→ **What the task asks**:
Write the entries out again exactly as they stand, but without the pictures.

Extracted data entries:
----------
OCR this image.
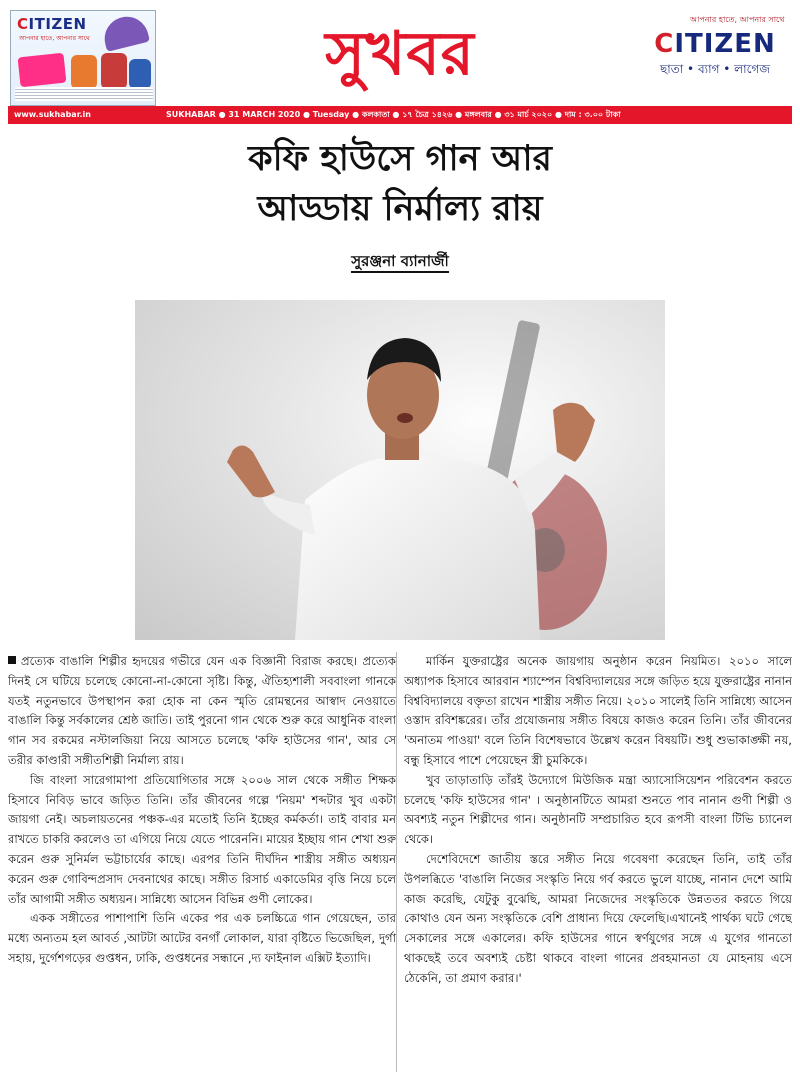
CITIZEN
আপনার হাতে, আপনার সাথে	সুখবর	আপনার হাতে, আপনার সাথে
CITIZEN
ছাতা • ব্যাগ • লাগেজ
www.sukhabar.in	SUKHABAR ● 31 MARCH 2020 ● Tuesday ● কলকাতা ● ১৭ চৈত্র ১৪২৬ ● মঙ্গলবার ● ৩১ মার্চ ২০২০ ● দাম : ৩.০০ টাকা
কফি হাউসে গান আর
আড্ডায় নির্মাল্য রায়
সুরঞ্জনা ব্যানার্জী

প্রত্যেক বাঙালি শিল্পীর হৃদয়ের গভীরে যেন এক বিজ্ঞানী বিরাজ করছে। প্রত্যেক দিনই সে ঘটিয়ে চলেছে কোনো-না-কোনো সৃষ্টি। কিন্তু, ঐতিহ্যশালী সববাংলা গানকে যতই নতুনভাবে উপস্থাপন করা হোক না কেন স্মৃতি রোমন্থনের আস্বাদ নেওয়াতে বাঙালি কিন্তু সর্বকালের শ্রেষ্ঠ জাতি। তাই পুরনো গান থেকে শুরু করে আধুনিক বাংলা গান সব রকমের নস্টালজিয়া নিয়ে আসতে চলেছে 'কফি হাউসের গান', আর সে তরীর কাণ্ডারী সঙ্গীতশিল্পী নির্মাল্য রায়।

জি বাংলা সারেগামাপা প্রতিযোগিতার সঙ্গে ২০০৬ সাল থেকে সঙ্গীত শিক্ষক হিসাবে নিবিড় ভাবে জড়িত তিনি। তাঁর জীবনের গল্পে 'নিয়ম' শব্দটার খুব একটা জায়গা নেই। অচলায়তনের পঞ্চক-এর মতোই তিনি ইচ্ছের কর্মকর্তা। তাই বাবার মন রাখতে চাকরি করলেও তা এগিয়ে নিয়ে যেতে পারেননি। মায়ের ইচ্ছায় গান শেখা শুরু করেন গুরু সুনির্মল ভট্টাচার্যের কাছে। এরপর তিনি দীর্ঘদিন শাস্ত্রীয় সঙ্গীত অধ্যয়ন করেন গুরু গোবিন্দপ্রসাদ দেবনাথের কাছে। সঙ্গীত রিসার্চ একাডেমির বৃত্তি নিয়ে চলে তাঁর আগামী সঙ্গীত অধ্যয়ন। সান্নিধ্যে আসেন বিভিন্ন গুণী লোকের।

একক সঙ্গীতের পাশাপাশি তিনি একের পর এক চলচ্চিত্রে গান গেয়েছেন, তার মধ্যে অন্যতম হল আবর্ত ,আটটা আটের বনগাঁ লোকাল, যারা বৃষ্টিতে ভিজেছিল, দুর্গা সহায়, দুর্গেশগড়ের গুপ্তধন, ঢাকি, গুপ্তধনের সন্ধানে ,দ্য ফাইনাল এক্সিট ইত্যাদি।

মার্কিন যুক্তরাষ্ট্রের অনেক জায়গায় অনুষ্ঠান করেন নিয়মিত। ২০১০ সালে অধ্যাপক হিসাবে আরবান শ্যাম্পেন বিশ্ববিদ্যালয়ের সঙ্গে জড়িত হয়ে যুক্তরাষ্ট্রের নানান বিশ্ববিদ্যালয়ে বক্তৃতা রাখেন শাস্ত্রীয় সঙ্গীত নিয়ে। ২০১০ সালেই তিনি সান্নিধ্যে আসেন ওস্তাদ রবিশঙ্করের। তাঁর প্রযোজনায় সঙ্গীত বিষয়ে কাজও করেন তিনি। তাঁর জীবনের 'অনাতম পাওয়া' বলে তিনি বিশেষভাবে উল্লেখ করেন বিষয়টি। শুধু শুভাকাঙ্ক্ষী নয়, বন্ধু হিসাবে পাশে পেয়েছেন স্ত্রী চুমকিকে।

খুব তাড়াতাড়ি তাঁরই উদ্যোগে মিউজিক মন্ত্রা অ্যাসোসিয়েশন পরিবেশন করতে চলেছে 'কফি হাউসের গান' । অনুষ্ঠানটিতে আমরা শুনতে পাব নানান গুণী শিল্পী ও অবশ্যই নতুন শিল্পীদের গান। অনুষ্ঠানটি সম্প্রচারিত হবে রূপসী বাংলা টিভি চ্যানেল থেকে।

দেশেবিদেশে জাতীয় স্তরে সঙ্গীত নিয়ে গবেষণা করেছেন তিনি, তাই তাঁর উপলব্ধিতে 'বাঙালি নিজের সংস্কৃতি নিয়ে গর্ব করতে ভুলে যাচ্ছে, নানান দেশে আমি কাজ করেছি, যেটুকু বুঝেছি, আমরা নিজেদের সংস্কৃতিকে উন্নততর করতে গিয়ে কোথাও যেন অন্য সংস্কৃতিকে বেশি প্রাধান্য দিয়ে ফেলেছি।এখানেই পার্থক্য ঘটে গেছে সেকালের সঙ্গে একালের। কফি হাউসের গানে স্বর্ণযুগের সঙ্গে এ যুগের গানতো থাকছেই তবে অবশ্যই চেষ্টা থাকবে বাংলা গানের প্রবহমানতা যে মোহনায় এসে ঠেকেনি, তা প্রমাণ করার।'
----------
→ **The solution**:
OCR this image.
CITIZEN
আপনার হাতে, আপনার সাথে	সুখবর	আপনার হাতে, আপনার সাথে
CITIZEN
ছাতা • ব্যাগ • লাগেজ
www.sukhabar.in	SUKHABAR ● 31 MARCH 2020 ● Tuesday ● কলকাতা ● ১৭ চৈত্র ১৪২৬ ● মঙ্গলবার ● ৩১ মার্চ ২০২০ ● দাম : ৩.০০ টাকা
কফি হাউসে গান আর
আড্ডায় নির্মাল্য রায়
সুরঞ্জনা ব্যানার্জী

প্রত্যেক বাঙালি শিল্পীর হৃদয়ের গভীরে যেন এক বিজ্ঞানী বিরাজ করছে। প্রত্যেক দিনই সে ঘটিয়ে চলেছে কোনো-না-কোনো সৃষ্টি। কিন্তু, ঐতিহ্যশালী সববাংলা গানকে যতই নতুনভাবে উপস্থাপন করা হোক না কেন স্মৃতি রোমন্থনের আস্বাদ নেওয়াতে বাঙালি কিন্তু সর্বকালের শ্রেষ্ঠ জাতি। তাই পুরনো গান থেকে শুরু করে আধুনিক বাংলা গান সব রকমের নস্টালজিয়া নিয়ে আসতে চলেছে 'কফি হাউসের গান', আর সে তরীর কাণ্ডারী সঙ্গীতশিল্পী নির্মাল্য রায়।

জি বাংলা সারেগামাপা প্রতিযোগিতার সঙ্গে ২০০৬ সাল থেকে সঙ্গীত শিক্ষক হিসাবে নিবিড় ভাবে জড়িত তিনি। তাঁর জীবনের গল্পে 'নিয়ম' শব্দটার খুব একটা জায়গা নেই। অচলায়তনের পঞ্চক-এর মতোই তিনি ইচ্ছের কর্মকর্তা। তাই বাবার মন রাখতে চাকরি করলেও তা এগিয়ে নিয়ে যেতে পারেননি। মায়ের ইচ্ছায় গান শেখা শুরু করেন গুরু সুনির্মল ভট্টাচার্যের কাছে। এরপর তিনি দীর্ঘদিন শাস্ত্রীয় সঙ্গীত অধ্যয়ন করেন গুরু গোবিন্দপ্রসাদ দেবনাথের কাছে। সঙ্গীত রিসার্চ একাডেমির বৃত্তি নিয়ে চলে তাঁর আগামী সঙ্গীত অধ্যয়ন। সান্নিধ্যে আসেন বিভিন্ন গুণী লোকের।

একক সঙ্গীতের পাশাপাশি তিনি একের পর এক চলচ্চিত্রে গান গেয়েছেন, তার মধ্যে অন্যতম হল আবর্ত ,আটটা আটের বনগাঁ লোকাল, যারা বৃষ্টিতে ভিজেছিল, দুর্গা সহায়, দুর্গেশগড়ের গুপ্তধন, ঢাকি, গুপ্তধনের সন্ধানে ,দ্য ফাইনাল এক্সিট ইত্যাদি।

মার্কিন যুক্তরাষ্ট্রের অনেক জায়গায় অনুষ্ঠান করেন নিয়মিত। ২০১০ সালে অধ্যাপক হিসাবে আরবান শ্যাম্পেন বিশ্ববিদ্যালয়ের সঙ্গে জড়িত হয়ে যুক্তরাষ্ট্রের নানান বিশ্ববিদ্যালয়ে বক্তৃতা রাখেন শাস্ত্রীয় সঙ্গীত নিয়ে। ২০১০ সালেই তিনি সান্নিধ্যে আসেন ওস্তাদ রবিশঙ্করের। তাঁর প্রযোজনায় সঙ্গীত বিষয়ে কাজও করেন তিনি। তাঁর জীবনের 'অনাতম পাওয়া' বলে তিনি বিশেষভাবে উল্লেখ করেন বিষয়টি। শুধু শুভাকাঙ্ক্ষী নয়, বন্ধু হিসাবে পাশে পেয়েছেন স্ত্রী চুমকিকে।

খুব তাড়াতাড়ি তাঁরই উদ্যোগে মিউজিক মন্ত্রা অ্যাসোসিয়েশন পরিবেশন করতে চলেছে 'কফি হাউসের গান' । অনুষ্ঠানটিতে আমরা শুনতে পাব নানান গুণী শিল্পী ও অবশ্যই নতুন শিল্পীদের গান। অনুষ্ঠানটি সম্প্রচারিত হবে রূপসী বাংলা টিভি চ্যানেল থেকে।

দেশেবিদেশে জাতীয় স্তরে সঙ্গীত নিয়ে গবেষণা করেছেন তিনি, তাই তাঁর উপলব্ধিতে 'বাঙালি নিজের সংস্কৃতি নিয়ে গর্ব করতে ভুলে যাচ্ছে, নানান দেশে আমি কাজ করেছি, যেটুকু বুঝেছি, আমরা নিজেদের সংস্কৃতিকে উন্নততর করতে গিয়ে কোথাও যেন অন্য সংস্কৃতিকে বেশি প্রাধান্য দিয়ে ফেলেছি।এখানেই পার্থক্য ঘটে গেছে সেকালের সঙ্গে একালের। কফি হাউসের গানে স্বর্ণযুগের সঙ্গে এ যুগের গানতো থাকছেই তবে অবশ্যই চেষ্টা থাকবে বাংলা গানের প্রবহমানতা যে মোহনায় এসে ঠেকেনি, তা প্রমাণ করার।'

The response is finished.